Records from a collection
● ● ● ●
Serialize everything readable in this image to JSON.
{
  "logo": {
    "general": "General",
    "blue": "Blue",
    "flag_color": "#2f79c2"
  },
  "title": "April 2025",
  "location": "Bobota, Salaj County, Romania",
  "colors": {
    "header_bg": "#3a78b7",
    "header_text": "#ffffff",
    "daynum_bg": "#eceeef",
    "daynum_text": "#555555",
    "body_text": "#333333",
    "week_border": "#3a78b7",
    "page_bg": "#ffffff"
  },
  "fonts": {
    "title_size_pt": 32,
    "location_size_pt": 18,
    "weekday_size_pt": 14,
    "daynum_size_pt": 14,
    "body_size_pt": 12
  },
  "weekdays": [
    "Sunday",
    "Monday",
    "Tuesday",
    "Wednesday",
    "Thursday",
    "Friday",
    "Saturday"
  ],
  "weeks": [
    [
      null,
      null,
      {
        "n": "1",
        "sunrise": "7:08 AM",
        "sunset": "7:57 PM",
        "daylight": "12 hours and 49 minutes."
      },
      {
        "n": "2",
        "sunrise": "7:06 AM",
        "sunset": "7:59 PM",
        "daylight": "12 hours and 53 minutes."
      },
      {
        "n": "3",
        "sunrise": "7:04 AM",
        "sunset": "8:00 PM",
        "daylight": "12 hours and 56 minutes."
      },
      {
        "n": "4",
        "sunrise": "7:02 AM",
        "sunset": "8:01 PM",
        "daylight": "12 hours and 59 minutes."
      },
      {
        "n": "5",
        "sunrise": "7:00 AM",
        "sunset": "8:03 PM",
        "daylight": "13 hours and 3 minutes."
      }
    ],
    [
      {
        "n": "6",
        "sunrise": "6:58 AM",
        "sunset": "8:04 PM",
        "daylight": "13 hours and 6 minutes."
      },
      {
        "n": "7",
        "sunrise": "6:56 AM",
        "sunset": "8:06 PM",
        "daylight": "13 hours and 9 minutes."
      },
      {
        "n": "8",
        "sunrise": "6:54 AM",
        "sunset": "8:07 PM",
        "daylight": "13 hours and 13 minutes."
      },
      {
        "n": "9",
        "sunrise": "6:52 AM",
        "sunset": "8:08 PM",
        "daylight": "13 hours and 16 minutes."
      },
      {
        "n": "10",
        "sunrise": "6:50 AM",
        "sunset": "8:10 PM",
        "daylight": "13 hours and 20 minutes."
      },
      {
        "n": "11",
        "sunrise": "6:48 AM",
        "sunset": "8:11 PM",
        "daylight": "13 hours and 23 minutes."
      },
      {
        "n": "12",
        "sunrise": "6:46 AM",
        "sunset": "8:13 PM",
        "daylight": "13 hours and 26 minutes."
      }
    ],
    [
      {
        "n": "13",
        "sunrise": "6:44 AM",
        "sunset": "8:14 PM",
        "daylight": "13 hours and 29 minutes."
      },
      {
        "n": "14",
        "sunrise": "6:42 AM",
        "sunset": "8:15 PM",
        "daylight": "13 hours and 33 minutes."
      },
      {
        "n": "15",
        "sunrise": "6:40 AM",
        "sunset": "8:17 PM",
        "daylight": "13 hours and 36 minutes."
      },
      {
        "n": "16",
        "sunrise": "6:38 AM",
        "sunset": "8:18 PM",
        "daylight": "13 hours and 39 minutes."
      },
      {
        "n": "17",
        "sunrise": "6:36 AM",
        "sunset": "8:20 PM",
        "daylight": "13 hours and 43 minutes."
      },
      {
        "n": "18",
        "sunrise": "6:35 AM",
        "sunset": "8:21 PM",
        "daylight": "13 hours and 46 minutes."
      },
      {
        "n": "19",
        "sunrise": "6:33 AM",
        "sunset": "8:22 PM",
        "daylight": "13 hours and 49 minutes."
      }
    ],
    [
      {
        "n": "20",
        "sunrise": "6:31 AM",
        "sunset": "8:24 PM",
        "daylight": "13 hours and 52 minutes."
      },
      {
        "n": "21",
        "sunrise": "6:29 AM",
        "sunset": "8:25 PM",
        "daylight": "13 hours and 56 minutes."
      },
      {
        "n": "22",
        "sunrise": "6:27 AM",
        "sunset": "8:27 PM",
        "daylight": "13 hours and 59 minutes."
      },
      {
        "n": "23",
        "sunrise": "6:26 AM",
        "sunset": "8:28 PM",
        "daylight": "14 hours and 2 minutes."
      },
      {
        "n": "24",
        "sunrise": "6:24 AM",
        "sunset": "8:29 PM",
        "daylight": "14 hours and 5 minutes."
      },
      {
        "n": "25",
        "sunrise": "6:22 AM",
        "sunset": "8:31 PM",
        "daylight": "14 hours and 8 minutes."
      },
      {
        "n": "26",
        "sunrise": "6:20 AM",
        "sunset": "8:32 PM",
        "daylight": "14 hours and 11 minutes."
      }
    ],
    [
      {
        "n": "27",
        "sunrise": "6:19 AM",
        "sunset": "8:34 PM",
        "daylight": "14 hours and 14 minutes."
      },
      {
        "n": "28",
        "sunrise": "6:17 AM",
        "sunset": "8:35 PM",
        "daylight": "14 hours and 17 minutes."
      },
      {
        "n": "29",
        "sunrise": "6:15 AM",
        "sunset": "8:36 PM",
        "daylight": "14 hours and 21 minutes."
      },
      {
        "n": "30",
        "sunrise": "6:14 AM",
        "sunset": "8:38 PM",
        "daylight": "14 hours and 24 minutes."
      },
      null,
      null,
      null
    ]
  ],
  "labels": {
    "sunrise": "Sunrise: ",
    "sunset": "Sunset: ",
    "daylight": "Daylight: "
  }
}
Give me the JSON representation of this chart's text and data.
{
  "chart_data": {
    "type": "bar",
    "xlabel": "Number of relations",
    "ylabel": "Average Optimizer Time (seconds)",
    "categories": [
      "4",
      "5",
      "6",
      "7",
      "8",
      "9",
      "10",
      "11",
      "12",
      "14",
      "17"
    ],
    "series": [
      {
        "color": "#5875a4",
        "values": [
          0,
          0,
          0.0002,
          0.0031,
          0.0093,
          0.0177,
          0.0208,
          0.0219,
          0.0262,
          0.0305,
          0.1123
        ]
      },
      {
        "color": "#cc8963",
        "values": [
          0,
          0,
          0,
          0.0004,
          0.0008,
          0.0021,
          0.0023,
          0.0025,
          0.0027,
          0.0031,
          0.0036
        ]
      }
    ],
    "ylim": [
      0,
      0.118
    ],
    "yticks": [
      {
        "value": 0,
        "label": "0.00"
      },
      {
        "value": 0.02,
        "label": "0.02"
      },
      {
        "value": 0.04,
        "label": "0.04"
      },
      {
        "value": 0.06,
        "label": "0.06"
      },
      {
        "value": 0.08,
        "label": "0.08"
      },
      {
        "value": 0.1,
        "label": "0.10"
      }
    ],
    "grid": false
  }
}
● ● ● ●
DIRECTIONS: All lines of the data above that include the word "this" must be shown.

WRITTEN ANSWER:
Serialize everything readable in this image to JSON.
Give me the JSON representation of this chart's text and data.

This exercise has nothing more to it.